> _Do this_
Check each line of the listing, and copy it if it contains the word "name".

> _Data shown_
:::::

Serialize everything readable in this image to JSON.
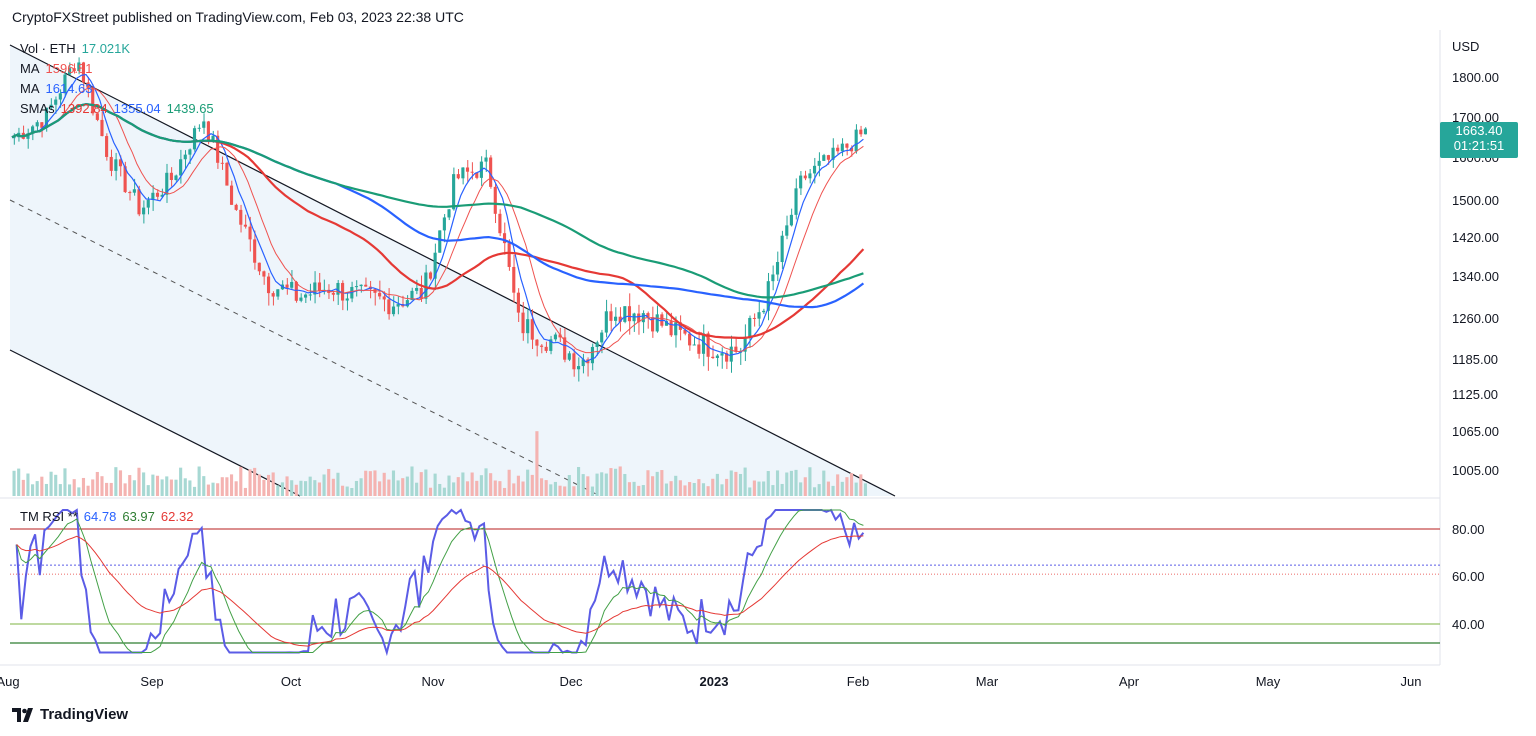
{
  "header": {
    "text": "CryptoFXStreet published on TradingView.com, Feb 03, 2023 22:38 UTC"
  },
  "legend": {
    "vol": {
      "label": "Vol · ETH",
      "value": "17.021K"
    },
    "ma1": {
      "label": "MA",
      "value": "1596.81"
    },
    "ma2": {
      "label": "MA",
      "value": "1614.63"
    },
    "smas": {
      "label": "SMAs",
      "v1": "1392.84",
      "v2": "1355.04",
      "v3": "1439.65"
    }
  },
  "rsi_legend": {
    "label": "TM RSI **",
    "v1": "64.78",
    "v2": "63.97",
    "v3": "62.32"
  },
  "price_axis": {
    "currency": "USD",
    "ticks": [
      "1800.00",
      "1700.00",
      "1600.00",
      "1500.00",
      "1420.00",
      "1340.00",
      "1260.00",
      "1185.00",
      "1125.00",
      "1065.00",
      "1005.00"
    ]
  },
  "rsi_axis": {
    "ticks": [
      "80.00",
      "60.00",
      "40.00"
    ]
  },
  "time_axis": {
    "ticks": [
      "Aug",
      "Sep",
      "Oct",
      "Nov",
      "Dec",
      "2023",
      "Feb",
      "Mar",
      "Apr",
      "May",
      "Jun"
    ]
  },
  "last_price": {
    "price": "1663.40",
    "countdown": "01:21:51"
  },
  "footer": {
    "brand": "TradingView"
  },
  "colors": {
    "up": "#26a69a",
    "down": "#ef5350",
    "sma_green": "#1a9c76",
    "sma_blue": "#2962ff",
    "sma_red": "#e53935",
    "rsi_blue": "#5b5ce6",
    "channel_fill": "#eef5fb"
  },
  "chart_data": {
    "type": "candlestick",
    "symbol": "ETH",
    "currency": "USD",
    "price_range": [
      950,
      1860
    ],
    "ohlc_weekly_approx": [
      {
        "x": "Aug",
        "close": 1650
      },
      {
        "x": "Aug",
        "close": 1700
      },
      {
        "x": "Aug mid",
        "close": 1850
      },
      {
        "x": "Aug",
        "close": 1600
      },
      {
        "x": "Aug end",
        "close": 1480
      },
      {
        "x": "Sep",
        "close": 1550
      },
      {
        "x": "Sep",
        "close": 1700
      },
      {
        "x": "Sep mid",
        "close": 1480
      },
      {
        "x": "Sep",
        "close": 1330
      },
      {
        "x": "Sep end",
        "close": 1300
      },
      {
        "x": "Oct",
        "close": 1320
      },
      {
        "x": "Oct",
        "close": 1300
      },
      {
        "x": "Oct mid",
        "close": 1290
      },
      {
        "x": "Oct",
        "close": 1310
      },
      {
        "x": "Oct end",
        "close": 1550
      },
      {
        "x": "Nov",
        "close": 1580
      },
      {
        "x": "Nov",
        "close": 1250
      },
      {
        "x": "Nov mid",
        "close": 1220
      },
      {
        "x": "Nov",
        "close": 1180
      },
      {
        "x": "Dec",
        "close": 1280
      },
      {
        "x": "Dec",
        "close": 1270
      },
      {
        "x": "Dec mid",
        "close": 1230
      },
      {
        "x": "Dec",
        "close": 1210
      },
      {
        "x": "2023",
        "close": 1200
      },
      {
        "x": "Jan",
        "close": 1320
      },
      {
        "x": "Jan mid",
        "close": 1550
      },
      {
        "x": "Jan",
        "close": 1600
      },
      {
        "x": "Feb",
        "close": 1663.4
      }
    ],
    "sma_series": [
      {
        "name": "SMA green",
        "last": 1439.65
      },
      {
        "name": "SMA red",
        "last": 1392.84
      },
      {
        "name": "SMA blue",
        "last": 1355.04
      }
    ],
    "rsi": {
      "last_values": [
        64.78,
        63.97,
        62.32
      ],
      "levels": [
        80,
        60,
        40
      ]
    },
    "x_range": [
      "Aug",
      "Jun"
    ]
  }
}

:::::

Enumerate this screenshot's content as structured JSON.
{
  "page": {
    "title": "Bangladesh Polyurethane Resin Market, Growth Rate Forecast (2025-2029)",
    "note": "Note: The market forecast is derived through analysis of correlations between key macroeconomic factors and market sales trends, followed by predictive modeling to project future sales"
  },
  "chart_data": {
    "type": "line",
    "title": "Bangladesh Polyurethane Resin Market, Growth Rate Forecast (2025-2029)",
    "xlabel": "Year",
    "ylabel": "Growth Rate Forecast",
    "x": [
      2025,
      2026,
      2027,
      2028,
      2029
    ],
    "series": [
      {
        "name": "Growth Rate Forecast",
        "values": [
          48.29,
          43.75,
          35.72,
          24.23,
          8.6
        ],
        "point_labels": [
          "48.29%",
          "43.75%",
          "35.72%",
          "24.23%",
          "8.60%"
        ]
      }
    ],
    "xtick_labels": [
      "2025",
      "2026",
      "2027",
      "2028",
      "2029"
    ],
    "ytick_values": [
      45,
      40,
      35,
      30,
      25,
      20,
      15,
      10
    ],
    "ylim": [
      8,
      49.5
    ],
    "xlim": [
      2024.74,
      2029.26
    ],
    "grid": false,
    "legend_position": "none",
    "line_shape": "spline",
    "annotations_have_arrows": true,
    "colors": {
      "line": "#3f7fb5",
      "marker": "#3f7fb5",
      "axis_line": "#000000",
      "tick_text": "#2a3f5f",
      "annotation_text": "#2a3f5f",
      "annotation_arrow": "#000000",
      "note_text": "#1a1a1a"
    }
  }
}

:::::

> _Reply to the exercise_
        "name": "SMA green",
        "name": "SMA red",
        "name": "SMA blue",
        "name": "Growth Rate Forecast",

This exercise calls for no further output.